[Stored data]
──────

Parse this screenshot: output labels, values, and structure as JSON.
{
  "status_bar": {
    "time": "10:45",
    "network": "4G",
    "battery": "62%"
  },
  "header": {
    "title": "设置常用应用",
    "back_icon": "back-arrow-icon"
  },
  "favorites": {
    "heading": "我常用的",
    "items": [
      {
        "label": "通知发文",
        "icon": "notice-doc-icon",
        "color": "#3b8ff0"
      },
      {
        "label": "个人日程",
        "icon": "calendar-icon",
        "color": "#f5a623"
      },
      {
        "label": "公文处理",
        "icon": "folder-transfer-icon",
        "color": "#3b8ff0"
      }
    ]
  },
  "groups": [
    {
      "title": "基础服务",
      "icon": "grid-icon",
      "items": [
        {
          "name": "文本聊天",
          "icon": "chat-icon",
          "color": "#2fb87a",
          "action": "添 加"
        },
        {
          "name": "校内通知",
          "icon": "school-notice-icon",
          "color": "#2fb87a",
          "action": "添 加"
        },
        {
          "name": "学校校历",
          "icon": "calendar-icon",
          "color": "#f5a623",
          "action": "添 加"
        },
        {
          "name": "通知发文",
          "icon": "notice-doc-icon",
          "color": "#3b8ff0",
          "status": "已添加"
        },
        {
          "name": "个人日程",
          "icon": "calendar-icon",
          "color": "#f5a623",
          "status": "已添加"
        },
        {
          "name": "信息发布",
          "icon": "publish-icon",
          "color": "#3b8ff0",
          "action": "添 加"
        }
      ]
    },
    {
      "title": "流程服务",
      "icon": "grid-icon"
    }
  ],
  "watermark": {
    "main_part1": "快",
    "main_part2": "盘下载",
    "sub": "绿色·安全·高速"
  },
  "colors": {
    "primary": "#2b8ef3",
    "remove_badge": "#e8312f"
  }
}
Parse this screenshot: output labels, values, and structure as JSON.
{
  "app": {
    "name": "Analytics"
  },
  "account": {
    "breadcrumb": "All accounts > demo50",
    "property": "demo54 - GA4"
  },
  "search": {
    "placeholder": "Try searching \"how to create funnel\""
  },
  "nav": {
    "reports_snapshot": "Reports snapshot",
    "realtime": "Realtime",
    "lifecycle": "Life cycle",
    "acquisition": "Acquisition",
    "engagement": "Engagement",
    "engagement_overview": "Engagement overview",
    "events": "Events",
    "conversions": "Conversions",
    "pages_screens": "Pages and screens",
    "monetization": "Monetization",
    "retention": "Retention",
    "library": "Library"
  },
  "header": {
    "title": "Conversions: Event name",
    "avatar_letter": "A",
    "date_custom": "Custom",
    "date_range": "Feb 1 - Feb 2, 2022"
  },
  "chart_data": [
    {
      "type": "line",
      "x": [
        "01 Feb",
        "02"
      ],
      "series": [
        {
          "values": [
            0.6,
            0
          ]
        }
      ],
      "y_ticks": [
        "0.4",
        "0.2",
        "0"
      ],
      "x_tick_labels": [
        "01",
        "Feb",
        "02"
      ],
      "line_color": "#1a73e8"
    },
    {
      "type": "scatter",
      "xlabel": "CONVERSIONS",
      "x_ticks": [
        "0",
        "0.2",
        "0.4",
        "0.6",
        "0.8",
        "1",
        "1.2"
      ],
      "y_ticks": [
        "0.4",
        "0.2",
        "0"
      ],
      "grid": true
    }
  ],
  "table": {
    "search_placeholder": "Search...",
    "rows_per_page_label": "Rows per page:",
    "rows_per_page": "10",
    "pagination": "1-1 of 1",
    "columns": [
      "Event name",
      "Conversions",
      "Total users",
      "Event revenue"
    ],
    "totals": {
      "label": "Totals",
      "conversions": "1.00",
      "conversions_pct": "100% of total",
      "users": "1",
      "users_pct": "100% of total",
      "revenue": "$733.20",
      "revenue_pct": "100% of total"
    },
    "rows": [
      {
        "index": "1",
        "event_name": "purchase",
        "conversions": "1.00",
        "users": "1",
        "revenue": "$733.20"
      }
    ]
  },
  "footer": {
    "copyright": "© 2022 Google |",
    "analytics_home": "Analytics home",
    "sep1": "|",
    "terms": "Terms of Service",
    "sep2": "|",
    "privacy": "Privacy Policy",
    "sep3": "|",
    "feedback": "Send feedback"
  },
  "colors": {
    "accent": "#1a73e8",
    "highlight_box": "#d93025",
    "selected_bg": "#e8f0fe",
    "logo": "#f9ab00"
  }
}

──────

Task instructions | In the entries above, find every line with the word "grid" and list it.

In response |
      "icon": "grid-icon",
      "icon": "grid-icon"
      "grid": true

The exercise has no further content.